>> Begin

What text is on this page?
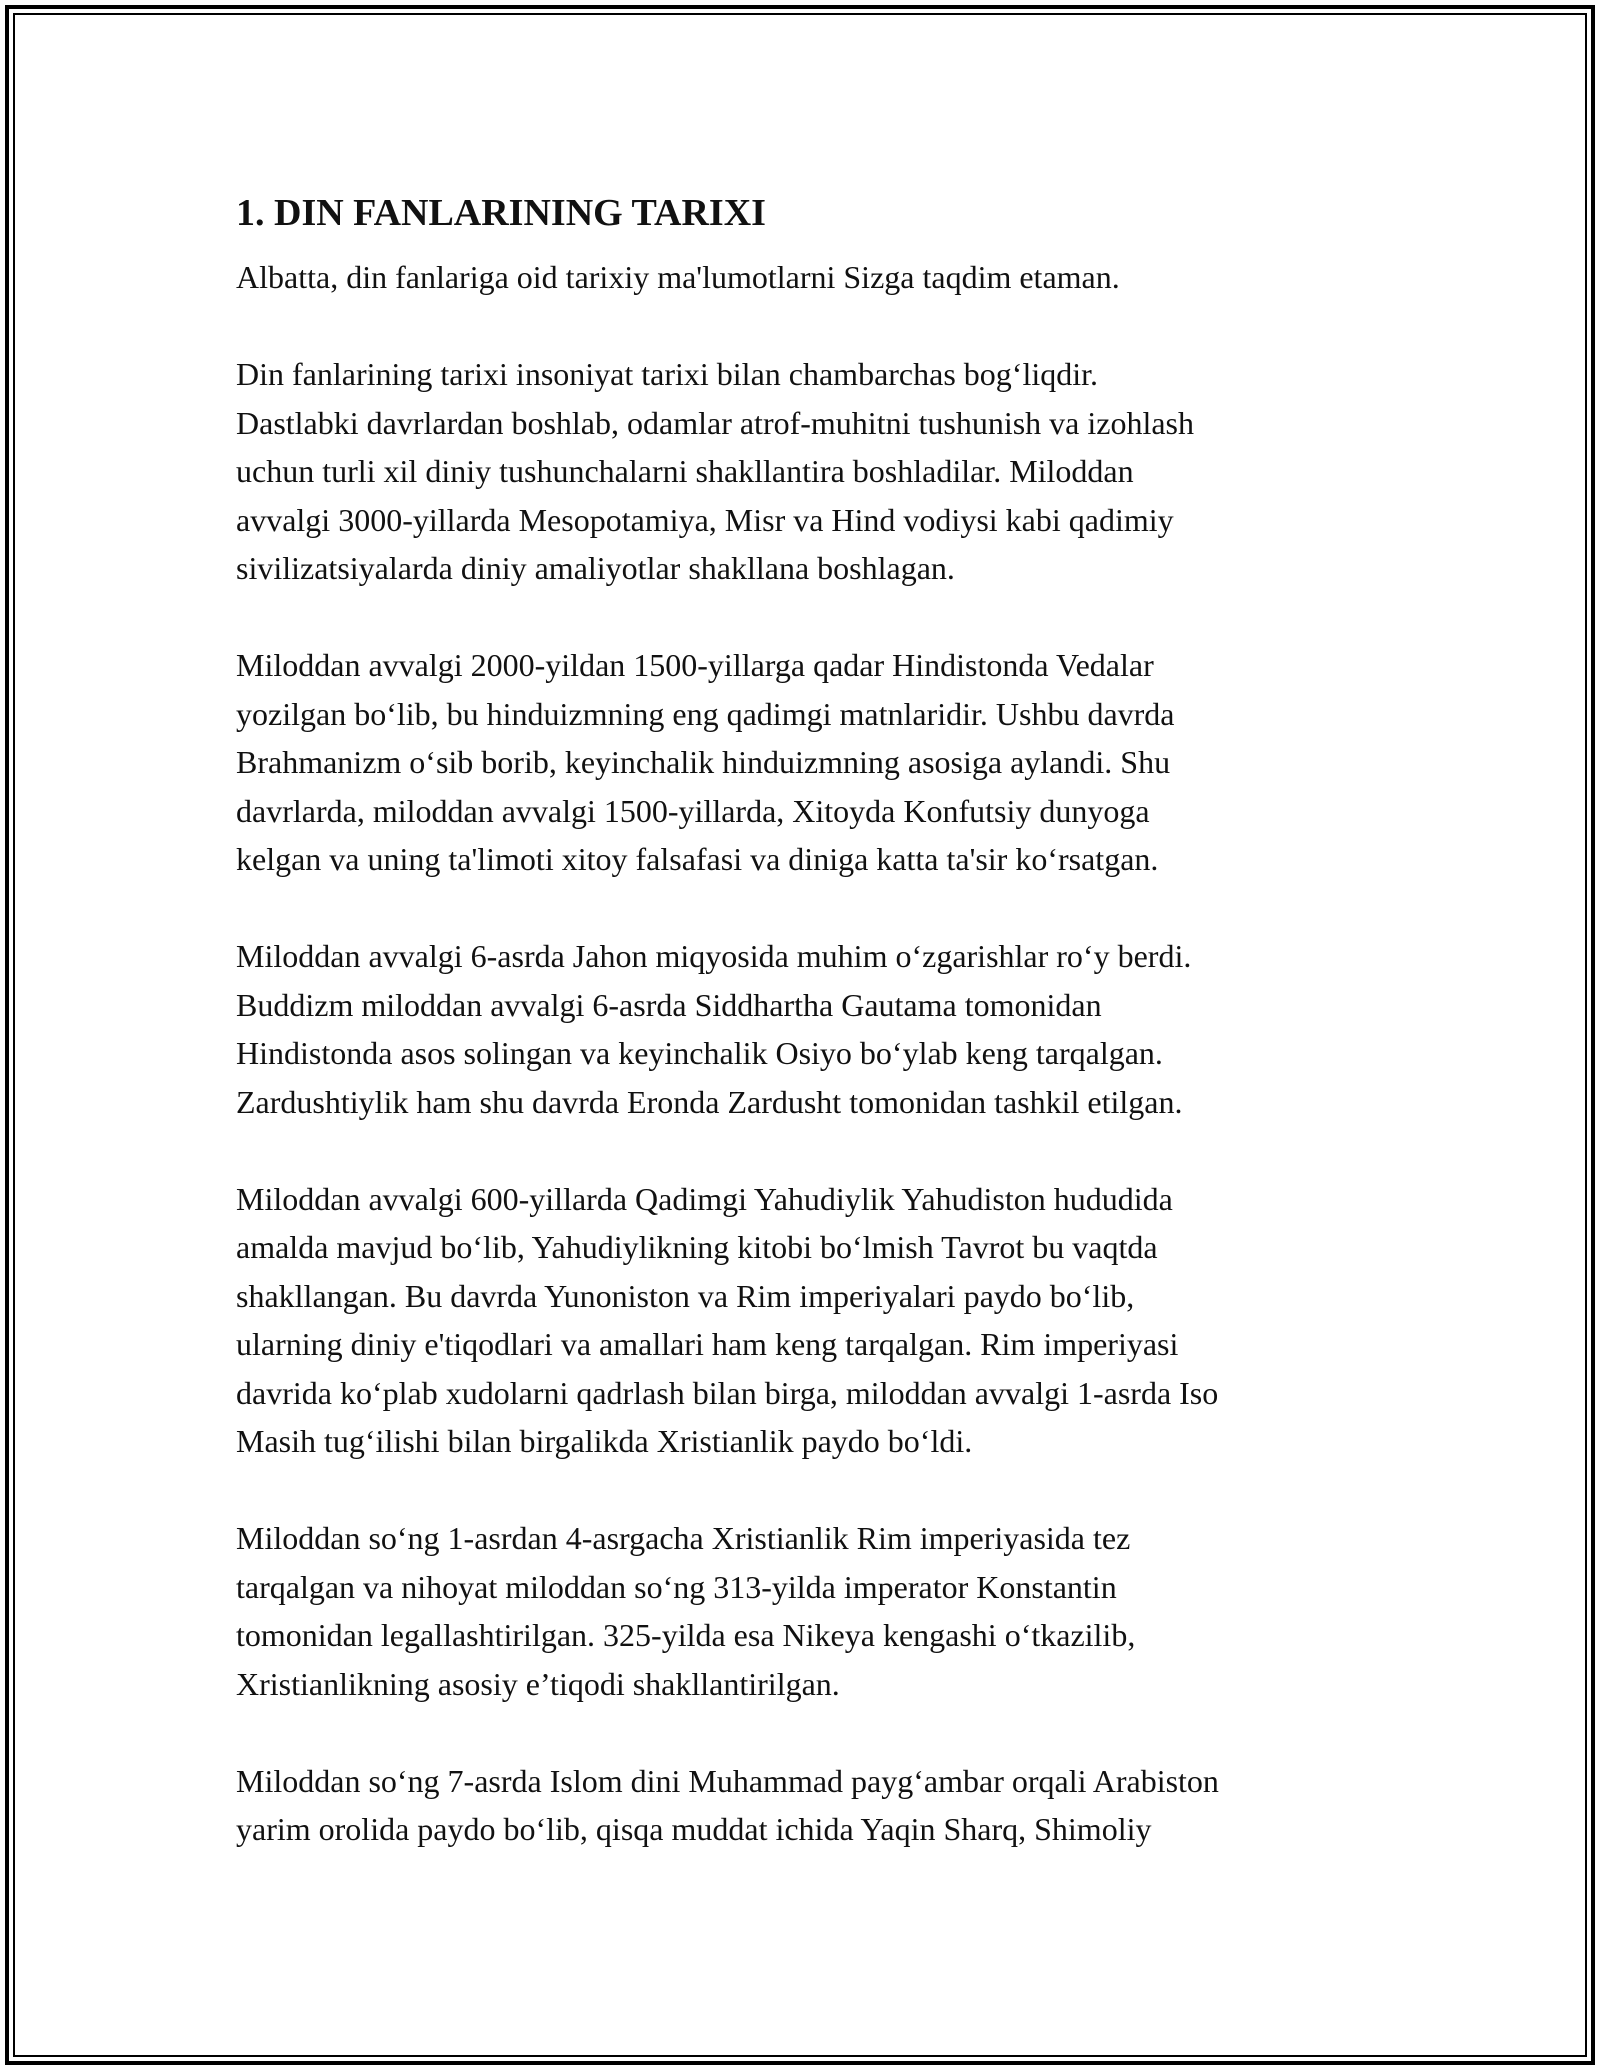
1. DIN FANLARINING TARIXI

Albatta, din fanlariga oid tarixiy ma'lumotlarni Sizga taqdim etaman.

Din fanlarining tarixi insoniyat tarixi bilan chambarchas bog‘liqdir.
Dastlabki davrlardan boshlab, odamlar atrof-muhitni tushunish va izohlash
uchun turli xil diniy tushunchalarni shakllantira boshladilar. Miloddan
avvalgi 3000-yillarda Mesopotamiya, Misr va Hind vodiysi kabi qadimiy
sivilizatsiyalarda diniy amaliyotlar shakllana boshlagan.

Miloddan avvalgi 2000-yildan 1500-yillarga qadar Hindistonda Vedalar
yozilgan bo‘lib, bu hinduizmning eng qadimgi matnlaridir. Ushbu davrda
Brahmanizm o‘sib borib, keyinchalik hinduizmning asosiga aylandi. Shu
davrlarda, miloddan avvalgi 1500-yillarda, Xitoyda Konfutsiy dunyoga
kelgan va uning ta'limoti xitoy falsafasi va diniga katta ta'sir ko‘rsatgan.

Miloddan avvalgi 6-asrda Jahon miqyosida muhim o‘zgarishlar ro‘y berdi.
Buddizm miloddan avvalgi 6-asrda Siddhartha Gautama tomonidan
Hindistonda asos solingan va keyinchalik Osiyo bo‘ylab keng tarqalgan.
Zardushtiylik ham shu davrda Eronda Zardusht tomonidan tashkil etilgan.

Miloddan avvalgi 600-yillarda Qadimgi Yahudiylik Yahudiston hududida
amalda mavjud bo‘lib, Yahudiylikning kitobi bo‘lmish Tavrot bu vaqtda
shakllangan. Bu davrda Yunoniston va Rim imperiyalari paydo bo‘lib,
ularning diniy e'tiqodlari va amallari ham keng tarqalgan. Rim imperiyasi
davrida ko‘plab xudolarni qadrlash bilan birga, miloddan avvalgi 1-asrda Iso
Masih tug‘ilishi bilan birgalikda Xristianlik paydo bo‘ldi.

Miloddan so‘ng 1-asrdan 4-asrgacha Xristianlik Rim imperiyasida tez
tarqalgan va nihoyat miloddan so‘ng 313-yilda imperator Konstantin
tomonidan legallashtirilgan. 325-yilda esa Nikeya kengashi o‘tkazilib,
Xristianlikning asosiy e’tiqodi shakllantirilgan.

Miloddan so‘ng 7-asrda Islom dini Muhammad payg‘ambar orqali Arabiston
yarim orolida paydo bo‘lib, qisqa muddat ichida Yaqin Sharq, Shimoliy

>> End

§ Task statement
Out of the material above, gather each line where "diniy" appears.

§ Written answer
uchun turli xil diniy tushunchalarni shakllantira boshladilar. Miloddan
sivilizatsiyalarda diniy amaliyotlar shakllana boshlagan.
ularning diniy e'tiqodlari va amallari ham keng tarqalgan. Rim imperiyasi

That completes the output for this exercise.